- [DATA EXTRACT]

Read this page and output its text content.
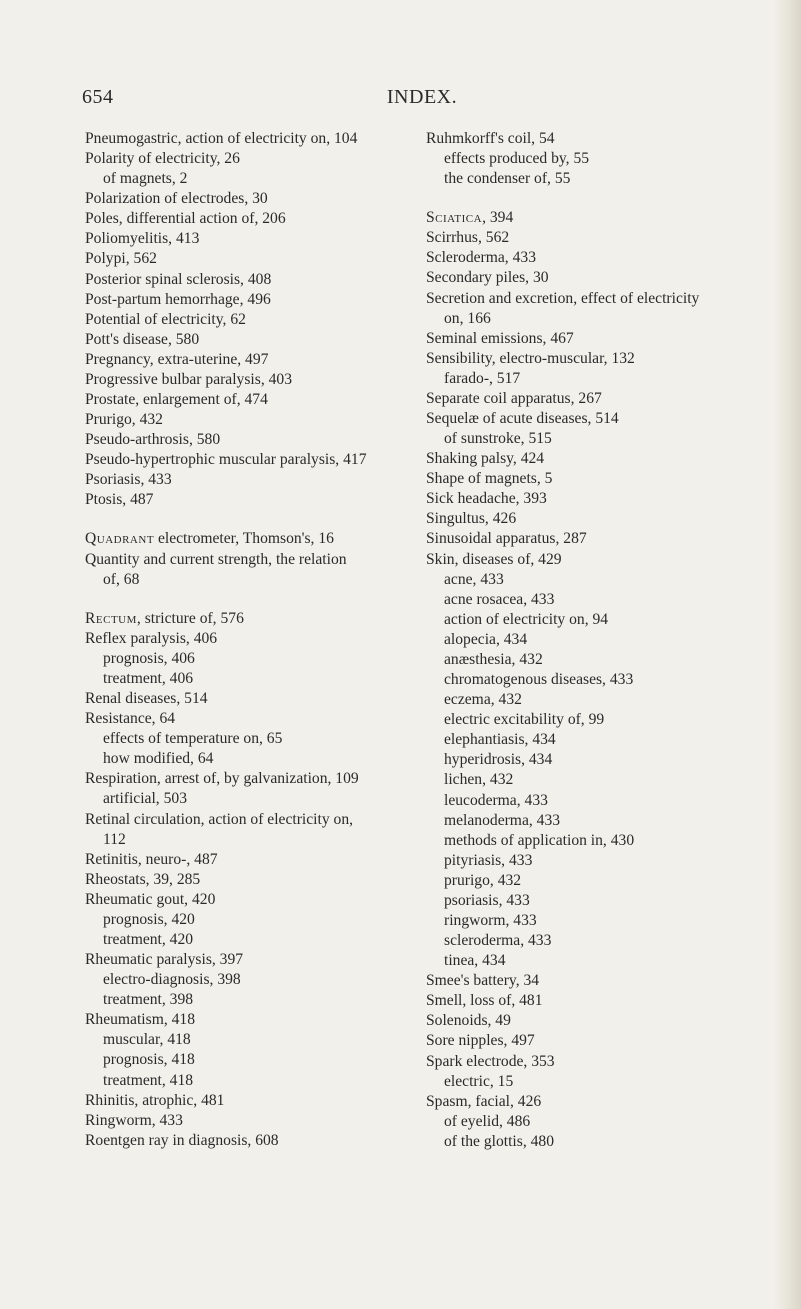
654	INDEX.
Pneumogastric, action of electricity on, 104
Polarity of electricity, 26
of magnets, 2
Polarization of electrodes, 30
Poles, differential action of, 206
Poliomyelitis, 413
Polypi, 562
Posterior spinal sclerosis, 408
Post-partum hemorrhage, 496
Potential of electricity, 62
Pott's disease, 580
Pregnancy, extra-uterine, 497
Progressive bulbar paralysis, 403
Prostate, enlargement of, 474
Prurigo, 432
Pseudo-arthrosis, 580
Pseudo-hypertrophic muscular paralysis, 417
Psoriasis, 433
Ptosis, 487
Quadrant electrometer, Thomson's, 16
Quantity and current strength, the relation
of, 68
Rectum, stricture of, 576
Reflex paralysis, 406
prognosis, 406
treatment, 406
Renal diseases, 514
Resistance, 64
effects of temperature on, 65
how modified, 64
Respiration, arrest of, by galvanization, 109
artificial, 503
Retinal circulation, action of electricity on,
112
Retinitis, neuro-, 487
Rheostats, 39, 285
Rheumatic gout, 420
prognosis, 420
treatment, 420
Rheumatic paralysis, 397
electro-diagnosis, 398
treatment, 398
Rheumatism, 418
muscular, 418
prognosis, 418
treatment, 418
Rhinitis, atrophic, 481
Ringworm, 433
Roentgen ray in diagnosis, 608
Ruhmkorff's coil, 54
effects produced by, 55
the condenser of, 55
Sciatica, 394
Scirrhus, 562
Scleroderma, 433
Secondary piles, 30
Secretion and excretion, effect of electricity
on, 166
Seminal emissions, 467
Sensibility, electro-muscular, 132
farado-, 517
Separate coil apparatus, 267
Sequelæ of acute diseases, 514
of sunstroke, 515
Shaking palsy, 424
Shape of magnets, 5
Sick headache, 393
Singultus, 426
Sinusoidal apparatus, 287
Skin, diseases of, 429
acne, 433
acne rosacea, 433
action of electricity on, 94
alopecia, 434
anæsthesia, 432
chromatogenous diseases, 433
eczema, 432
electric excitability of, 99
elephantiasis, 434
hyperidrosis, 434
lichen, 432
leucoderma, 433
melanoderma, 433
methods of application in, 430
pityriasis, 433
prurigo, 432
psoriasis, 433
ringworm, 433
scleroderma, 433
tinea, 434
Smee's battery, 34
Smell, loss of, 481
Solenoids, 49
Sore nipples, 497
Spark electrode, 353
electric, 15
Spasm, facial, 426
of eyelid, 486
of the glottis, 480
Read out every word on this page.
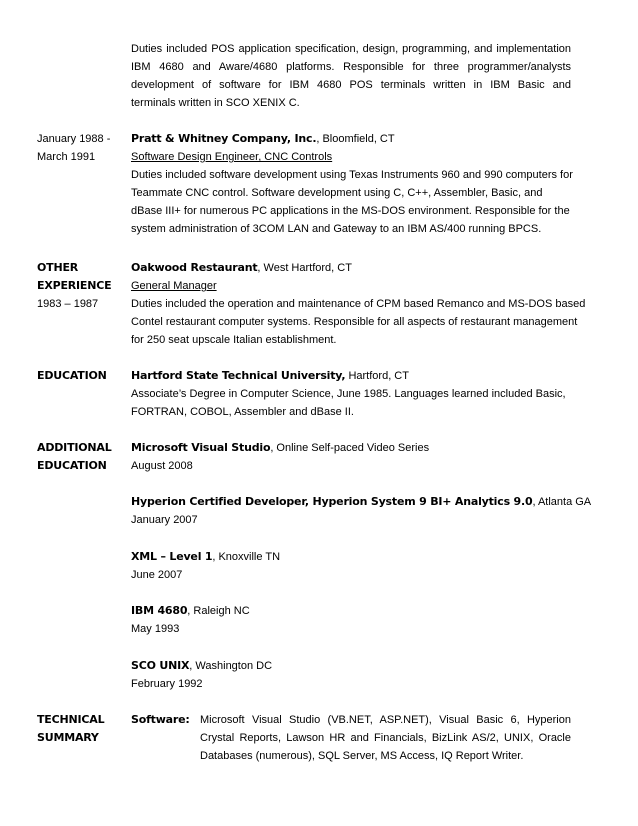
Duties included POS application specification, design, programming, and implementation
IBM 4680 and Aware/4680 platforms. Responsible for three programmer/analysts
development of software for IBM 4680 POS terminals written in IBM Basic and
terminals written in SCO XENIX C.
January 1988 -
March 1991
Pratt & Whitney Company, Inc., Bloomfield, CT
Software Design Engineer, CNC Controls
Duties included software development using Texas Instruments 960 and 990 computers for
Teammate CNC control. Software development using C, C++, Assembler, Basic, and
dBase III+ for numerous PC applications in the MS-DOS environment. Responsible for the
system administration of 3COM LAN and Gateway to an IBM AS/400 running BPCS.
OTHER
EXPERIENCE
1983 – 1987
Oakwood Restaurant, West Hartford, CT
General Manager
Duties included the operation and maintenance of CPM based Remanco and MS-DOS based
Contel restaurant computer systems. Responsible for all aspects of restaurant management
for 250 seat upscale Italian establishment.
EDUCATION	Hartford State Technical University, Hartford, CT
Associate’s Degree in Computer Science, June 1985. Languages learned included Basic,
FORTRAN, COBOL, Assembler and dBase II.
ADDITIONAL
EDUCATION
Microsoft Visual Studio, Online Self-paced Video Series
August 2008
Hyperion Certified Developer, Hyperion System 9 BI+ Analytics 9.0, Atlanta GA
January 2007
XML – Level 1, Knoxville TN
June 2007
IBM 4680, Raleigh NC
May 1993
SCO UNIX, Washington DC
February 1992
TECHNICAL
SUMMARY
Software: Microsoft Visual Studio (VB.NET, ASP.NET), Visual Basic 6, Hyperion
Crystal Reports, Lawson HR and Financials, BizLink AS/2, UNIX, Oracle
Databases (numerous), SQL Server, MS Access, IQ Report Writer.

- [WRITTEN REQUEST]
All lines in the data that contain the word "page" should be copied.

- [TASK OUTPUT]
Read this page and output its text content.
Read out every word on this page.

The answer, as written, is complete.